### Directions for this task:
Exactly as they appear, output all of the entries.
— START OF Records for the task —
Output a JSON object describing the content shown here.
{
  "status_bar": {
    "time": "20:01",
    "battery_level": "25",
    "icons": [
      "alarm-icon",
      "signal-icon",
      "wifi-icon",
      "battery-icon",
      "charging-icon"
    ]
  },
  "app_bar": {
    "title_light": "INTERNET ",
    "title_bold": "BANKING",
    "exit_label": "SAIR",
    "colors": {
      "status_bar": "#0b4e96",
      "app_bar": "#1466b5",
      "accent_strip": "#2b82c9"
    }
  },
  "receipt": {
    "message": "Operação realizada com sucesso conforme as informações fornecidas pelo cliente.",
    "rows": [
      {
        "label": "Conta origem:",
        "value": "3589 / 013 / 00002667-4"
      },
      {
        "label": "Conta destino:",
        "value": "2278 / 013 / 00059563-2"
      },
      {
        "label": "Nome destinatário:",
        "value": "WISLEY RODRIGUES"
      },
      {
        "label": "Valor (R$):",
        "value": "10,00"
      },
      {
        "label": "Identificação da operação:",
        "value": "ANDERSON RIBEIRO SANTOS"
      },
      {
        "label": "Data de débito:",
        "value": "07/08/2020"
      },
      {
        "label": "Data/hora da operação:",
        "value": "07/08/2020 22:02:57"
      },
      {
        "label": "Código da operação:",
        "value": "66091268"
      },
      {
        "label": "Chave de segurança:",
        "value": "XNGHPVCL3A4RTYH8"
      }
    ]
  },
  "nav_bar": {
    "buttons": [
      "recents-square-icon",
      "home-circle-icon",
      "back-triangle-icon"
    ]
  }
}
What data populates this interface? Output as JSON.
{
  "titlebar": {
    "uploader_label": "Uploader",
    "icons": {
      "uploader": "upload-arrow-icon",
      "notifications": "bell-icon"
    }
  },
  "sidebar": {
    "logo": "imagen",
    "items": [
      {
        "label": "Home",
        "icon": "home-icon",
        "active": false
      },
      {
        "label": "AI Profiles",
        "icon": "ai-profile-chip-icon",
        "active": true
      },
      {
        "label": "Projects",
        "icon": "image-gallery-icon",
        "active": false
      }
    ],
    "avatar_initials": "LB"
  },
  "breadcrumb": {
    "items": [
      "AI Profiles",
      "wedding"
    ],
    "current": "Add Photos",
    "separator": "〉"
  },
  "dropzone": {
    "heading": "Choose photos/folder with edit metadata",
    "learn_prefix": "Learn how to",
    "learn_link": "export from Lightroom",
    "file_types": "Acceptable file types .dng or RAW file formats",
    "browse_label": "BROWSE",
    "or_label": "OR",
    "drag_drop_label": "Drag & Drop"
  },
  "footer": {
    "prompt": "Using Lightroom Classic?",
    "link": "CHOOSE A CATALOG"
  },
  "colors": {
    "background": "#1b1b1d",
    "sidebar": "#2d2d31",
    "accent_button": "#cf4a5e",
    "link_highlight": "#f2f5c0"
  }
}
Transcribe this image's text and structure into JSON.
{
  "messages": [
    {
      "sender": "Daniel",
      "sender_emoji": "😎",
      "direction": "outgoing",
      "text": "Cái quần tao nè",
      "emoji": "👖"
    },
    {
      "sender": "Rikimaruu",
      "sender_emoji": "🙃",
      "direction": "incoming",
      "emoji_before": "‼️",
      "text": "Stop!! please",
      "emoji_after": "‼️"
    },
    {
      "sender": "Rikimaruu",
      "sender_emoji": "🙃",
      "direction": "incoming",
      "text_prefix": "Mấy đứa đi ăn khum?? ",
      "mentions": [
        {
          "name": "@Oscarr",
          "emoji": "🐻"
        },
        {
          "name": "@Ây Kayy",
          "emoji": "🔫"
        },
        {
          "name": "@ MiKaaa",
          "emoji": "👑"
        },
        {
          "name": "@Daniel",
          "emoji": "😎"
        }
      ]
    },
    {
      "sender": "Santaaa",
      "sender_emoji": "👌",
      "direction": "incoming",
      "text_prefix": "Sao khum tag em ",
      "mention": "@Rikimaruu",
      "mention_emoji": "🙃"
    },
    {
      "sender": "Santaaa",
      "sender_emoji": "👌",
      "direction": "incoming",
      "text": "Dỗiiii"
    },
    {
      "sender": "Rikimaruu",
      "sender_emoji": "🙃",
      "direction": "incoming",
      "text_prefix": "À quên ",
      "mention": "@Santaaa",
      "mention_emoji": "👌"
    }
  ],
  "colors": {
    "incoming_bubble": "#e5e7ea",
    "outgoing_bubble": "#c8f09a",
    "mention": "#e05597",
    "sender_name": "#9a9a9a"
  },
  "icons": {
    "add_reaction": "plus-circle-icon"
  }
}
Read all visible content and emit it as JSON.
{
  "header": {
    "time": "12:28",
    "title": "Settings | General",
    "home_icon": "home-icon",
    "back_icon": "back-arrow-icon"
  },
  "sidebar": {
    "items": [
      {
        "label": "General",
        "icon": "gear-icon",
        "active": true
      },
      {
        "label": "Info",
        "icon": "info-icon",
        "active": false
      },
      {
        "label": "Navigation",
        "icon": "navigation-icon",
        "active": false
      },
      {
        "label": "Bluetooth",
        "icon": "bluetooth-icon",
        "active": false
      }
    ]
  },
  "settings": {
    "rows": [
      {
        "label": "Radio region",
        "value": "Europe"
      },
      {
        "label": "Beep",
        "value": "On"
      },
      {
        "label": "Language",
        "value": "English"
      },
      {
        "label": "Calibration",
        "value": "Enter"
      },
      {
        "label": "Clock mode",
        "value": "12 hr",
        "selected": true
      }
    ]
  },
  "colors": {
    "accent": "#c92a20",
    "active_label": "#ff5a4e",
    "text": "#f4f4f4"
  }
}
— END OF Records for the task —
### Written reply:
Output a JSON object describing the content shown here.
{
  "status_bar": {
    "time": "20:01",
    "battery_level": "25",
    "icons": [
      "alarm-icon",
      "signal-icon",
      "wifi-icon",
      "battery-icon",
      "charging-icon"
    ]
  },
  "app_bar": {
    "title_light": "INTERNET ",
    "title_bold": "BANKING",
    "exit_label": "SAIR",
    "colors": {
      "status_bar": "#0b4e96",
      "app_bar": "#1466b5",
      "accent_strip": "#2b82c9"
    }
  },
  "receipt": {
    "message": "Operação realizada com sucesso conforme as informações fornecidas pelo cliente.",
    "rows": [
      {
        "label": "Conta origem:",
        "value": "3589 / 013 / 00002667-4"
      },
      {
        "label": "Conta destino:",
        "value": "2278 / 013 / 00059563-2"
      },
      {
        "label": "Nome destinatário:",
        "value": "WISLEY RODRIGUES"
      },
      {
        "label": "Valor (R$):",
        "value": "10,00"
      },
      {
        "label": "Identificação da operação:",
        "value": "ANDERSON RIBEIRO SANTOS"
      },
      {
        "label": "Data de débito:",
        "value": "07/08/2020"
      },
      {
        "label": "Data/hora da operação:",
        "value": "07/08/2020 22:02:57"
      },
      {
        "label": "Código da operação:",
        "value": "66091268"
      },
      {
        "label": "Chave de segurança:",
        "value": "XNGHPVCL3A4RTYH8"
      }
    ]
  },
  "nav_bar": {
    "buttons": [
      "recents-square-icon",
      "home-circle-icon",
      "back-triangle-icon"
    ]
  }
}
What data populates this interface? Output as JSON.
{
  "titlebar": {
    "uploader_label": "Uploader",
    "icons": {
      "uploader": "upload-arrow-icon",
      "notifications": "bell-icon"
    }
  },
  "sidebar": {
    "logo": "imagen",
    "items": [
      {
        "label": "Home",
        "icon": "home-icon",
        "active": false
      },
      {
        "label": "AI Profiles",
        "icon": "ai-profile-chip-icon",
        "active": true
      },
      {
        "label": "Projects",
        "icon": "image-gallery-icon",
        "active": false
      }
    ],
    "avatar_initials": "LB"
  },
  "breadcrumb": {
    "items": [
      "AI Profiles",
      "wedding"
    ],
    "current": "Add Photos",
    "separator": "〉"
  },
  "dropzone": {
    "heading": "Choose photos/folder with edit metadata",
    "learn_prefix": "Learn how to",
    "learn_link": "export from Lightroom",
    "file_types": "Acceptable file types .dng or RAW file formats",
    "browse_label": "BROWSE",
    "or_label": "OR",
    "drag_drop_label": "Drag & Drop"
  },
  "footer": {
    "prompt": "Using Lightroom Classic?",
    "link": "CHOOSE A CATALOG"
  },
  "colors": {
    "background": "#1b1b1d",
    "sidebar": "#2d2d31",
    "accent_button": "#cf4a5e",
    "link_highlight": "#f2f5c0"
  }
}
Transcribe this image's text and structure into JSON.
{
  "messages": [
    {
      "sender": "Daniel",
      "sender_emoji": "😎",
      "direction": "outgoing",
      "text": "Cái quần tao nè",
      "emoji": "👖"
    },
    {
      "sender": "Rikimaruu",
      "sender_emoji": "🙃",
      "direction": "incoming",
      "emoji_before": "‼️",
      "text": "Stop!! please",
      "emoji_after": "‼️"
    },
    {
      "sender": "Rikimaruu",
      "sender_emoji": "🙃",
      "direction": "incoming",
      "text_prefix": "Mấy đứa đi ăn khum?? ",
      "mentions": [
        {
          "name": "@Oscarr",
          "emoji": "🐻"
        },
        {
          "name": "@Ây Kayy",
          "emoji": "🔫"
        },
        {
          "name": "@ MiKaaa",
          "emoji": "👑"
        },
        {
          "name": "@Daniel",
          "emoji": "😎"
        }
      ]
    },
    {
      "sender": "Santaaa",
      "sender_emoji": "👌",
      "direction": "incoming",
      "text_prefix": "Sao khum tag em ",
      "mention": "@Rikimaruu",
      "mention_emoji": "🙃"
    },
    {
      "sender": "Santaaa",
      "sender_emoji": "👌",
      "direction": "incoming",
      "text": "Dỗiiii"
    },
    {
      "sender": "Rikimaruu",
      "sender_emoji": "🙃",
      "direction": "incoming",
      "text_prefix": "À quên ",
      "mention": "@Santaaa",
      "mention_emoji": "👌"
    }
  ],
  "colors": {
    "incoming_bubble": "#e5e7ea",
    "outgoing_bubble": "#c8f09a",
    "mention": "#e05597",
    "sender_name": "#9a9a9a"
  },
  "icons": {
    "add_reaction": "plus-circle-icon"
  }
}
Read all visible content and emit it as JSON.
{
  "header": {
    "time": "12:28",
    "title": "Settings | General",
    "home_icon": "home-icon",
    "back_icon": "back-arrow-icon"
  },
  "sidebar": {
    "items": [
      {
        "label": "General",
        "icon": "gear-icon",
        "active": true
      },
      {
        "label": "Info",
        "icon": "info-icon",
        "active": false
      },
      {
        "label": "Navigation",
        "icon": "navigation-icon",
        "active": false
      },
      {
        "label": "Bluetooth",
        "icon": "bluetooth-icon",
        "active": false
      }
    ]
  },
  "settings": {
    "rows": [
      {
        "label": "Radio region",
        "value": "Europe"
      },
      {
        "label": "Beep",
        "value": "On"
      },
      {
        "label": "Language",
        "value": "English"
      },
      {
        "label": "Calibration",
        "value": "Enter"
      },
      {
        "label": "Clock mode",
        "value": "12 hr",
        "selected": true
      }
    ]
  },
  "colors": {
    "accent": "#c92a20",
    "active_label": "#ff5a4e",
    "text": "#f4f4f4"
  }
}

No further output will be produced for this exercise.